Task prompt:
Write out the records below word for word, please.

Rows from a figure dataset:
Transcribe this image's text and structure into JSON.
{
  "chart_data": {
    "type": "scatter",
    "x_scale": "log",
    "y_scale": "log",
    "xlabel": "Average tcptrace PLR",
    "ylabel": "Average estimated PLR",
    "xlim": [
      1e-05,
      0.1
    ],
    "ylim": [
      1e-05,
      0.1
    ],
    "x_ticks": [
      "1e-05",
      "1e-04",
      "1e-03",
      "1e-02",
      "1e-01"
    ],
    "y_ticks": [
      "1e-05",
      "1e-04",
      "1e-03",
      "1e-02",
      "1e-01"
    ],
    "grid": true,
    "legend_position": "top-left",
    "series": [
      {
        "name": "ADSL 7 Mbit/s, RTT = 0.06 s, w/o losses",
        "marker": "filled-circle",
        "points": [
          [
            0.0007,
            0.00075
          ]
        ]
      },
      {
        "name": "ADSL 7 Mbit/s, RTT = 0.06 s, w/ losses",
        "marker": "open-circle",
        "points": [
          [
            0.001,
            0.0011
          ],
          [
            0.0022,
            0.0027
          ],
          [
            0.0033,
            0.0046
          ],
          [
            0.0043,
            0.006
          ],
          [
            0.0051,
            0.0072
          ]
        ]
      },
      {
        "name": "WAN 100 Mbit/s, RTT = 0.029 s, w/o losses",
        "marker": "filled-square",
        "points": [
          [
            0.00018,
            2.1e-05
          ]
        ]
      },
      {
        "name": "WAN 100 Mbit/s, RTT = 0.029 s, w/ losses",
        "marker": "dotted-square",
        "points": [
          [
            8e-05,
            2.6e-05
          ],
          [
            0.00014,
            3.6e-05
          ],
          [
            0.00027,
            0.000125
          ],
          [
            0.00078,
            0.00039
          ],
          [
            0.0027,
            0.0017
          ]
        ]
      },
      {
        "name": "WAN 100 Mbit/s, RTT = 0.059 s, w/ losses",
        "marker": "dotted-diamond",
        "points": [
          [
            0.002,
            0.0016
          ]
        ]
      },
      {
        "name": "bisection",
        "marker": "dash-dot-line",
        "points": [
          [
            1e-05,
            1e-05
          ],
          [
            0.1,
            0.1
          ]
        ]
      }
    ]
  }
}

Written reply:
Transcribe this image's text and structure into JSON.
{
  "chart_data": {
    "type": "scatter",
    "x_scale": "log",
    "y_scale": "log",
    "xlabel": "Average tcptrace PLR",
    "ylabel": "Average estimated PLR",
    "xlim": [
      1e-05,
      0.1
    ],
    "ylim": [
      1e-05,
      0.1
    ],
    "x_ticks": [
      "1e-05",
      "1e-04",
      "1e-03",
      "1e-02",
      "1e-01"
    ],
    "y_ticks": [
      "1e-05",
      "1e-04",
      "1e-03",
      "1e-02",
      "1e-01"
    ],
    "grid": true,
    "legend_position": "top-left",
    "series": [
      {
        "name": "ADSL 7 Mbit/s, RTT = 0.06 s, w/o losses",
        "marker": "filled-circle",
        "points": [
          [
            0.0007,
            0.00075
          ]
        ]
      },
      {
        "name": "ADSL 7 Mbit/s, RTT = 0.06 s, w/ losses",
        "marker": "open-circle",
        "points": [
          [
            0.001,
            0.0011
          ],
          [
            0.0022,
            0.0027
          ],
          [
            0.0033,
            0.0046
          ],
          [
            0.0043,
            0.006
          ],
          [
            0.0051,
            0.0072
          ]
        ]
      },
      {
        "name": "WAN 100 Mbit/s, RTT = 0.029 s, w/o losses",
        "marker": "filled-square",
        "points": [
          [
            0.00018,
            2.1e-05
          ]
        ]
      },
      {
        "name": "WAN 100 Mbit/s, RTT = 0.029 s, w/ losses",
        "marker": "dotted-square",
        "points": [
          [
            8e-05,
            2.6e-05
          ],
          [
            0.00014,
            3.6e-05
          ],
          [
            0.00027,
            0.000125
          ],
          [
            0.00078,
            0.00039
          ],
          [
            0.0027,
            0.0017
          ]
        ]
      },
      {
        "name": "WAN 100 Mbit/s, RTT = 0.059 s, w/ losses",
        "marker": "dotted-diamond",
        "points": [
          [
            0.002,
            0.0016
          ]
        ]
      },
      {
        "name": "bisection",
        "marker": "dash-dot-line",
        "points": [
          [
            1e-05,
            1e-05
          ],
          [
            0.1,
            0.1
          ]
        ]
      }
    ]
  }
}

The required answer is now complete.